→ **YOUR INSTRUCTIONS**
Below are the records. Reproduce exactly the lines from the one containing "What text is on this page?" through the final line, and omit any pictures.

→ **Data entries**

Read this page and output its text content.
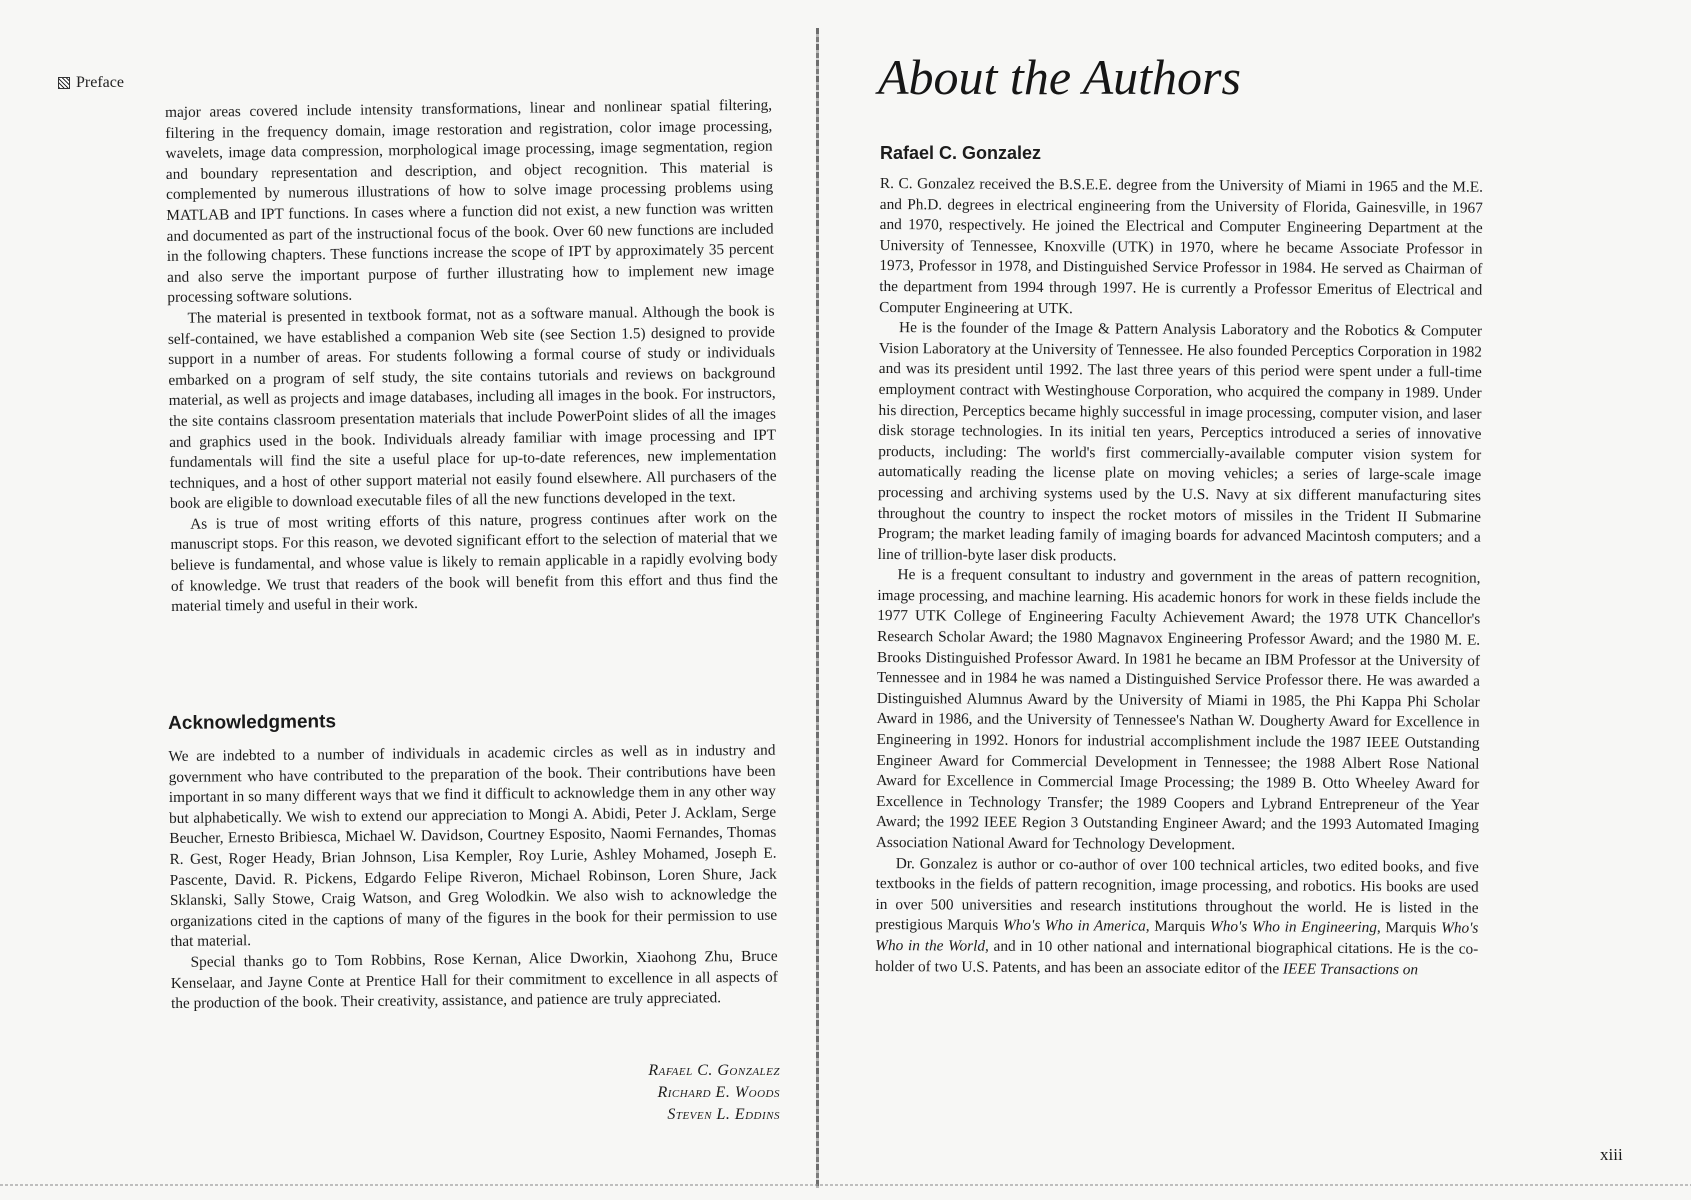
Preface

major areas covered include intensity transformations, linear and nonlinear spatial filtering, filtering in the frequency domain, image restoration and registration, color image processing, wavelets, image data compression, morphological image processing, image segmentation, region and boundary representation and description, and object recognition. This material is complemented by numerous illustrations of how to solve image processing problems using MATLAB and IPT functions. In cases where a function did not exist, a new function was written and documented as part of the instructional focus of the book. Over 60 new functions are included in the following chapters. These functions increase the scope of IPT by approximately 35 percent and also serve the important purpose of further illustrating how to implement new image processing software solutions.

The material is presented in textbook format, not as a software manual. Although the book is self-contained, we have established a companion Web site (see Section 1.5) designed to provide support in a number of areas. For students following a formal course of study or individuals embarked on a program of self study, the site contains tutorials and reviews on background material, as well as projects and image databases, including all images in the book. For instructors, the site contains classroom presentation materials that include PowerPoint slides of all the images and graphics used in the book. Individuals already familiar with image processing and IPT fundamentals will find the site a useful place for up-to-date references, new implementation techniques, and a host of other support material not easily found elsewhere. All purchasers of the book are eligible to download executable files of all the new functions developed in the text.

As is true of most writing efforts of this nature, progress continues after work on the manuscript stops. For this reason, we devoted significant effort to the selection of material that we believe is fundamental, and whose value is likely to remain applicable in a rapidly evolving body of knowledge. We trust that readers of the book will benefit from this effort and thus find the material timely and useful in their work.

Acknowledgments

We are indebted to a number of individuals in academic circles as well as in industry and government who have contributed to the preparation of the book. Their contributions have been important in so many different ways that we find it difficult to acknowledge them in any other way but alphabetically. We wish to extend our appreciation to Mongi A. Abidi, Peter J. Acklam, Serge Beucher, Ernesto Bribiesca, Michael W. Davidson, Courtney Esposito, Naomi Fernandes, Thomas R. Gest, Roger Heady, Brian Johnson, Lisa Kempler, Roy Lurie, Ashley Mohamed, Joseph E. Pascente, David. R. Pickens, Edgardo Felipe Riveron, Michael Robinson, Loren Shure, Jack Sklanski, Sally Stowe, Craig Watson, and Greg Wolodkin. We also wish to acknowledge the organizations cited in the captions of many of the figures in the book for their permission to use that material.

Special thanks go to Tom Robbins, Rose Kernan, Alice Dworkin, Xiaohong Zhu, Bruce Kenselaar, and Jayne Conte at Prentice Hall for their commitment to excellence in all aspects of the production of the book. Their creativity, assistance, and patience are truly appreciated.

Rafael C. Gonzalez
Richard E. Woods
Steven L. Eddins
About the Authors
Rafael C. Gonzalez

R. C. Gonzalez received the B.S.E.E. degree from the University of Miami in 1965 and the M.E. and Ph.D. degrees in electrical engineering from the University of Florida, Gainesville, in 1967 and 1970, respectively. He joined the Electrical and Computer Engineering Department at the University of Tennessee, Knoxville (UTK) in 1970, where he became Associate Professor in 1973, Professor in 1978, and Distinguished Service Professor in 1984. He served as Chairman of the department from 1994 through 1997. He is currently a Professor Emeritus of Electrical and Computer Engineering at UTK.

He is the founder of the Image & Pattern Analysis Laboratory and the Robotics & Computer Vision Laboratory at the University of Tennessee. He also founded Perceptics Corporation in 1982 and was its president until 1992. The last three years of this period were spent under a full-time employment contract with Westinghouse Corporation, who acquired the company in 1989. Under his direction, Perceptics became highly successful in image processing, computer vision, and laser disk storage technologies. In its initial ten years, Perceptics introduced a series of innovative products, including: The world's first commercially-available computer vision system for automatically reading the license plate on moving vehicles; a series of large-scale image processing and archiving systems used by the U.S. Navy at six different manufacturing sites throughout the country to inspect the rocket motors of missiles in the Trident II Submarine Program; the market leading family of imaging boards for advanced Macintosh computers; and a line of trillion-byte laser disk products.

He is a frequent consultant to industry and government in the areas of pattern recognition, image processing, and machine learning. His academic honors for work in these fields include the 1977 UTK College of Engineering Faculty Achievement Award; the 1978 UTK Chancellor's Research Scholar Award; the 1980 Magnavox Engineering Professor Award; and the 1980 M. E. Brooks Distinguished Professor Award. In 1981 he became an IBM Professor at the University of Tennessee and in 1984 he was named a Distinguished Service Professor there. He was awarded a Distinguished Alumnus Award by the University of Miami in 1985, the Phi Kappa Phi Scholar Award in 1986, and the University of Tennessee's Nathan W. Dougherty Award for Excellence in Engineering in 1992. Honors for industrial accomplishment include the 1987 IEEE Outstanding Engineer Award for Commercial Development in Tennessee; the 1988 Albert Rose National Award for Excellence in Commercial Image Processing; the 1989 B. Otto Wheeley Award for Excellence in Technology Transfer; the 1989 Coopers and Lybrand Entrepreneur of the Year Award; the 1992 IEEE Region 3 Outstanding Engineer Award; and the 1993 Automated Imaging Association National Award for Technology Development.

Dr. Gonzalez is author or co-author of over 100 technical articles, two edited books, and five textbooks in the fields of pattern recognition, image processing, and robotics. His books are used in over 500 universities and research institutions throughout the world. He is listed in the prestigious Marquis Who's Who in America, Marquis Who's Who in Engineering, Marquis Who's Who in the World, and in 10 other national and international biographical citations. He is the co-holder of two U.S. Patents, and has been an associate editor of the IEEE Transactions on

xiii
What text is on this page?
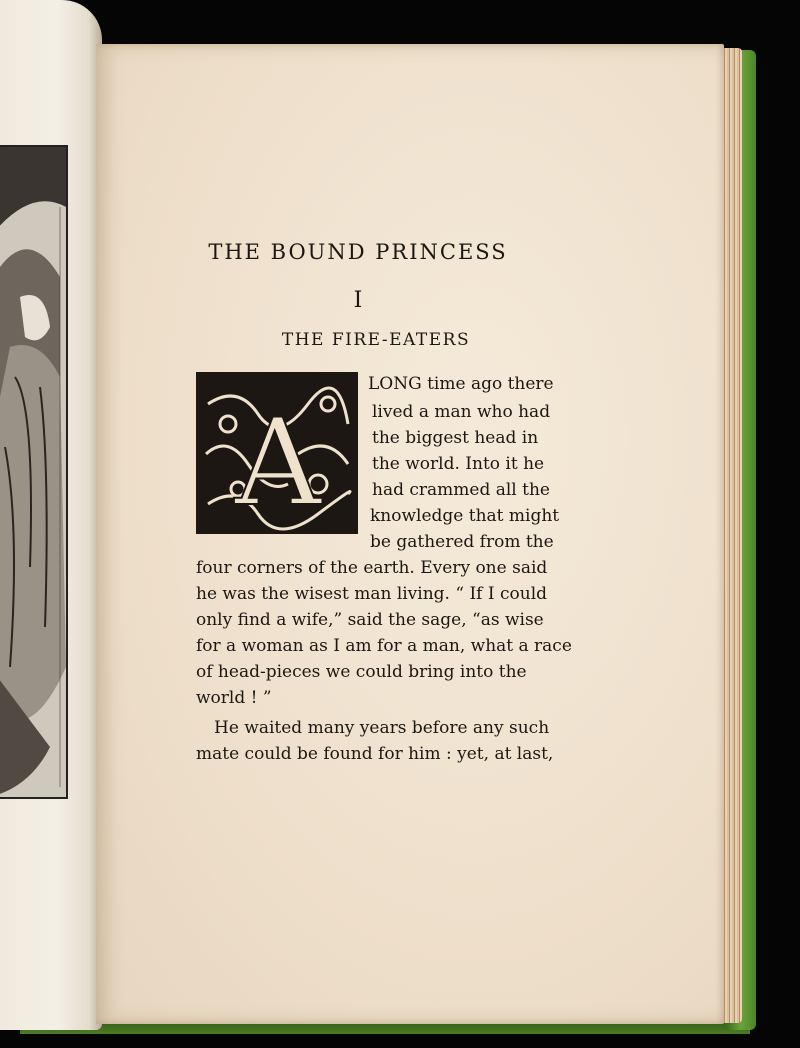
THE BOUND PRINCESS
I
THE FIRE-EATERS
A
LONG time ago there
lived a man who had
the biggest head in
the world. Into it he
had crammed all the
knowledge that might
be gathered from the
four corners of the earth. Every one said
he was the wisest man living. “ If I could
only find a wife,” said the sage, “as wise
for a woman as I am for a man, what a race
of head-pieces we could bring into the
world ! ”
He waited many years before any such
mate could be found for him : yet, at last,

→ **TASK ANSWER**
What text is on this page?
THE BOUND PRINCESS
I
THE FIRE-EATERS
A
LONG time ago there
lived a man who had
the biggest head in
the world. Into it he
had crammed all the
knowledge that might
be gathered from the
four corners of the earth. Every one said
he was the wisest man living. “ If I could
only find a wife,” said the sage, “as wise
for a woman as I am for a man, what a race
of head-pieces we could bring into the
world ! ”
He waited many years before any such
mate could be found for him : yet, at last,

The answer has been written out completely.